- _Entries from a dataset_
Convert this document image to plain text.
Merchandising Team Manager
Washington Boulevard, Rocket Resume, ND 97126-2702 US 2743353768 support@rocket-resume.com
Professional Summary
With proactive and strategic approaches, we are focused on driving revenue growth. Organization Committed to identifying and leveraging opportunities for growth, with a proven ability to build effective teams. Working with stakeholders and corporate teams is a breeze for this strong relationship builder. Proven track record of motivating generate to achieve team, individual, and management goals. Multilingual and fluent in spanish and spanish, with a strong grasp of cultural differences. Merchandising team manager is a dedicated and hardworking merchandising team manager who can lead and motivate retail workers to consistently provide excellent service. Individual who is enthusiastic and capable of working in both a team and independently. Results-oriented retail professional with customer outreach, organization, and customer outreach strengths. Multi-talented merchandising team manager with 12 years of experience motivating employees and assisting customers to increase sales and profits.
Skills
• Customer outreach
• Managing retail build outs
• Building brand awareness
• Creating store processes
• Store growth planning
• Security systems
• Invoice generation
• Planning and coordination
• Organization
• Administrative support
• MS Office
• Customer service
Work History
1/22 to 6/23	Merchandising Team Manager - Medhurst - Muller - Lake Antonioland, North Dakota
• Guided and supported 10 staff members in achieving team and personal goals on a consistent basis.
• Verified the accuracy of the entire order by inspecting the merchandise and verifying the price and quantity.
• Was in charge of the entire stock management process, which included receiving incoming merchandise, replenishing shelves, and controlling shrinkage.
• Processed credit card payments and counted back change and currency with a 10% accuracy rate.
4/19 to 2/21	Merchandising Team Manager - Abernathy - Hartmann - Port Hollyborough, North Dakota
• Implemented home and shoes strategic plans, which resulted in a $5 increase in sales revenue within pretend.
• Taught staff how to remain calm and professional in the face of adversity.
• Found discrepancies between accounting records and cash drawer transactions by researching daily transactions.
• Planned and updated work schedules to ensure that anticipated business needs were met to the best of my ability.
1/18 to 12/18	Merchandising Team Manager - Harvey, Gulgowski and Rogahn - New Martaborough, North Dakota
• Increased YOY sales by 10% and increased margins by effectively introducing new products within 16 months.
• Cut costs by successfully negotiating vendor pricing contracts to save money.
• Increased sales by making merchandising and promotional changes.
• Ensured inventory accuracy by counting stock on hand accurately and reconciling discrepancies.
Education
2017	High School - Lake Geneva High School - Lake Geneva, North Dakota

- _What you have to do_
Write out each line of the data above again, exactly as given.

- _The solution_
Convert this document image to plain text.
Merchandising Team Manager
Washington Boulevard, Rocket Resume, ND 97126-2702 US 2743353768 support@rocket-resume.com
Professional Summary
With proactive and strategic approaches, we are focused on driving revenue growth. Organization Committed to identifying and leveraging opportunities for growth, with a proven ability to build effective teams. Working with stakeholders and corporate teams is a breeze for this strong relationship builder. Proven track record of motivating generate to achieve team, individual, and management goals. Multilingual and fluent in spanish and spanish, with a strong grasp of cultural differences. Merchandising team manager is a dedicated and hardworking merchandising team manager who can lead and motivate retail workers to consistently provide excellent service. Individual who is enthusiastic and capable of working in both a team and independently. Results-oriented retail professional with customer outreach, organization, and customer outreach strengths. Multi-talented merchandising team manager with 12 years of experience motivating employees and assisting customers to increase sales and profits.
Skills
• Customer outreach
• Managing retail build outs
• Building brand awareness
• Creating store processes
• Store growth planning
• Security systems
• Invoice generation
• Planning and coordination
• Organization
• Administrative support
• MS Office
• Customer service
Work History
1/22 to 6/23	Merchandising Team Manager - Medhurst - Muller - Lake Antonioland, North Dakota
• Guided and supported 10 staff members in achieving team and personal goals on a consistent basis.
• Verified the accuracy of the entire order by inspecting the merchandise and verifying the price and quantity.
• Was in charge of the entire stock management process, which included receiving incoming merchandise, replenishing shelves, and controlling shrinkage.
• Processed credit card payments and counted back change and currency with a 10% accuracy rate.
4/19 to 2/21	Merchandising Team Manager - Abernathy - Hartmann - Port Hollyborough, North Dakota
• Implemented home and shoes strategic plans, which resulted in a $5 increase in sales revenue within pretend.
• Taught staff how to remain calm and professional in the face of adversity.
• Found discrepancies between accounting records and cash drawer transactions by researching daily transactions.
• Planned and updated work schedules to ensure that anticipated business needs were met to the best of my ability.
1/18 to 12/18	Merchandising Team Manager - Harvey, Gulgowski and Rogahn - New Martaborough, North Dakota
• Increased YOY sales by 10% and increased margins by effectively introducing new products within 16 months.
• Cut costs by successfully negotiating vendor pricing contracts to save money.
• Increased sales by making merchandising and promotional changes.
• Ensured inventory accuracy by counting stock on hand accurately and reconciling discrepancies.
Education
2017	High School - Lake Geneva High School - Lake Geneva, North Dakota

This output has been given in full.